SET EXERCISE: Locate every line in the records below that holds the word "intensity" and return each one.

□ □ □ □ □ □ □

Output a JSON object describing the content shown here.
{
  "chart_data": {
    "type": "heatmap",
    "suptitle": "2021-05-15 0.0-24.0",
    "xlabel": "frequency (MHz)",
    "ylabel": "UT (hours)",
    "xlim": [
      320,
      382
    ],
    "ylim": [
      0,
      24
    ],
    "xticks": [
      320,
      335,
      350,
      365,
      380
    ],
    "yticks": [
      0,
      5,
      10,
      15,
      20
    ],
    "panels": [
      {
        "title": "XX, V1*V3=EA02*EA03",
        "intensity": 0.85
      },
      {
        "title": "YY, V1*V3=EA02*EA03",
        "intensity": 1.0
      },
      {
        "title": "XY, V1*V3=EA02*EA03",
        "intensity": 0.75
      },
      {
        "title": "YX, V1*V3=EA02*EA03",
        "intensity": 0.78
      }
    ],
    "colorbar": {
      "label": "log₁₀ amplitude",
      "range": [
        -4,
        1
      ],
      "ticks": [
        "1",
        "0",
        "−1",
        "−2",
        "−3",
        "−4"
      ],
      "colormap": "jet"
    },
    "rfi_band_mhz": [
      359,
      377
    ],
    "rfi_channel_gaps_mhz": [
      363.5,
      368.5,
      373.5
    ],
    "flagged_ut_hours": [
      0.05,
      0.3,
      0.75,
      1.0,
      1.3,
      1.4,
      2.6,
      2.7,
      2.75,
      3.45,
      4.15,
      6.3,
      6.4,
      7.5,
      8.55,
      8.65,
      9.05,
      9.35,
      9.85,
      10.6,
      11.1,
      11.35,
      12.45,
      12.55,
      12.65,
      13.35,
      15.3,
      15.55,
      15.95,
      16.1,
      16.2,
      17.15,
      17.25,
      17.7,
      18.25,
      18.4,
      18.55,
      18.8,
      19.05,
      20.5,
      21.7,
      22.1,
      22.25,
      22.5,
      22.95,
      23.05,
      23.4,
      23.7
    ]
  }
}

□ □ □ □ □ □ □

COMPLETED TASK:
        "intensity": 0.85
        "intensity": 1.0
        "intensity": 0.75
        "intensity": 0.78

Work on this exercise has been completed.